Exercise text:
+-------+

This provision creates a presumption "heavily weighted" against withdrawal. Feldman v. ABN AMBRO Mortg. Grp., Inc., 2020 WL 618604, at *7, 2020 U.S. Dist. LEXIS 22949, at *19 (E.D. Pa. Feb. 10, 2020). "The party seeking the withdrawal of the reference has the burden of going forward to show the grounds for withdrawal and bears the ultimate risk of non-persuasion." In re Earth Pride Organics, LLC , 602 B.R. 1, 12 (E.D. Pa. May 23, 2019) (quoting In re Camden Ordnance Mfg. Co. of Ark., Inc. , 245 B.R. 794, 805 (E.D. Pa. Mar. 9, 2000) ).

III. DISCUSSION

A. Mandatory Withdrawal

Withdrawal is mandatory under Section 157 only if "resolution of the claims will require ‘substantial and material’ consideration of non-code federal statutes that have more than a de minimis impact on interstate commerce." In re Forks Specialty Metals Inc. , 2020 WL 2098099, at *1 (E.D. Pa. May 1, 2020) (emphasis deleted) (quoting Times Mirror Mags., Inc. v. Las Vegas Sports News, L.L.C. , 1999 WL 179749, at *2 n.2 (E.D. Pa. Mar. 17, 1999) ). For withdrawal to be mandatory, "the non-bankruptcy federal laws must be necessary for the resolution of a case or proceeding and not simply a consideration in the proceeding." In re Camden Ordnance Mfg. Co. , 245 B.R. at 806. Defendants argue that withdrawal is mandatory because the Adversary Proceeding "is based upon acts, results and consequences of criminal activity" regulated by Title 18 of the United States Code.

Defendants’ argument mischaracterizes the nature of Plaintiff's claims against them. The Adversary Proceeding alleges that Defendants breached their fiduciary duty and duty of loyalty by settling a lawsuit brought by the Company against its former directors and officers (the "Former D&Os"). This lawsuit followed the sale of a 70% stake in the Company and the subsequent discovery of criminally fraudulent conduct by the Former D&Os. It concerned the Former D&Os’ alleged duty of indemnification for losses caused by their breach of the purchase agreement. Although some of the Former D&Os were eventually charged with federal crimes under Title 18, the Adversary Proceeding is not against the Former D&Os. Defendants provided no evidence that consideration of Title 18 would be "necessary" to the resolution of Plaintiff's challenge to Defendants’ approval of the settlement agreement. The mandatory withdrawal provision should not be used "where the withdrawal motion is based on speculation about federal issues which may or may not arise in the proceedings." In re St. Mary Hosp. , 115 B.R. at 496 (citing In re White Motor Corp. , 42 B.R. 693, 704 (N.D. Ohio Aug. 14, 1984) ). Therefore, withdrawal is not mandatory under Section 157.

+-------+

[Records excerpted from a collection]
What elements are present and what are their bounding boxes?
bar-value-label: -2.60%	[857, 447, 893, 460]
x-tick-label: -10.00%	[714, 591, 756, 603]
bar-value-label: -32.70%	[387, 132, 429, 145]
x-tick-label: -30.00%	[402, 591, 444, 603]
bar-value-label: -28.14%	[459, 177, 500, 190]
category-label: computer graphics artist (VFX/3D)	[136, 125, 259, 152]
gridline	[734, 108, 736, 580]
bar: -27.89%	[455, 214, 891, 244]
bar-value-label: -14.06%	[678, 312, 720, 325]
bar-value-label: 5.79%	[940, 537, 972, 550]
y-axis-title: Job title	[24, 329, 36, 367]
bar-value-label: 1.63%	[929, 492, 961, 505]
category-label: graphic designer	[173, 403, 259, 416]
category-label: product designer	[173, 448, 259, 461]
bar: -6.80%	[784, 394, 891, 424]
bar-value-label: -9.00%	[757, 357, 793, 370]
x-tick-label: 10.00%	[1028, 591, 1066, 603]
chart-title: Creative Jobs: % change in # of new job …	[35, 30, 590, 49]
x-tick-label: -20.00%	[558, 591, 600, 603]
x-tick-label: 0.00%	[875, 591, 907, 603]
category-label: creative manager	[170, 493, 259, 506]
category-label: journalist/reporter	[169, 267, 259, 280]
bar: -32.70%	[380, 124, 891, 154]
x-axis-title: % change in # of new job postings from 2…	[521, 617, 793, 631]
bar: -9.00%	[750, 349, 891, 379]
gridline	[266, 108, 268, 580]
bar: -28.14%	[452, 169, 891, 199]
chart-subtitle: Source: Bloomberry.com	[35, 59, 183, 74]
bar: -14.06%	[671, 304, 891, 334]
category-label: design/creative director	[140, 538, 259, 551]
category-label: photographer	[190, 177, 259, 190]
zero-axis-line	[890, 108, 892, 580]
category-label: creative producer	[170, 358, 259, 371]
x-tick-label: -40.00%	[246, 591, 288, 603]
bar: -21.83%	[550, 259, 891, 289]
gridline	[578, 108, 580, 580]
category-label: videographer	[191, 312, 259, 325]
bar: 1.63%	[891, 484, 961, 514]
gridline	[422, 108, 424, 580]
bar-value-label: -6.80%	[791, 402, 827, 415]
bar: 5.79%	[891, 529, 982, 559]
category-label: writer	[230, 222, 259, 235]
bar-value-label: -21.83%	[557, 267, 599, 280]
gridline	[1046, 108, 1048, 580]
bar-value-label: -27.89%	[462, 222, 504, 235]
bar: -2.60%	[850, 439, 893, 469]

+-------+

Tasks and exercises:
1. In the text on withdrawal of the reference, what size of stake in the Company was sold before the criminally fraudulent conduct by the Former D&Os was discovered?
2. Output the passage of the text on withdrawal of the reference, starting with "A. Mandatory Withdrawal" and going on through "United States Code.".

Answers for this exercise:
1. A 70% stake.

2.
A. Mandatory Withdrawal

Withdrawal is mandatory under Section 157 only if "resolution of the claims will require ‘substantial and material’ consideration of non-code federal statutes that have more than a de minimis impact on interstate commerce." In re Forks Specialty Metals Inc. , 2020 WL 2098099, at *1 (E.D. Pa. May 1, 2020) (emphasis deleted) (quoting Times Mirror Mags., Inc. v. Las Vegas Sports News, L.L.C. , 1999 WL 179749, at *2 n.2 (E.D. Pa. Mar. 17, 1999) ). For withdrawal to be mandatory, "the non-bankruptcy federal laws must be necessary for the resolution of a case or proceeding and not simply a consideration in the proceeding." In re Camden Ordnance Mfg. Co. , 245 B.R. at 806. Defendants argue that withdrawal is mandatory because the Adversary Proceeding "is based upon acts, results and consequences of criminal activity" regulated by Title 18 of the United States Code.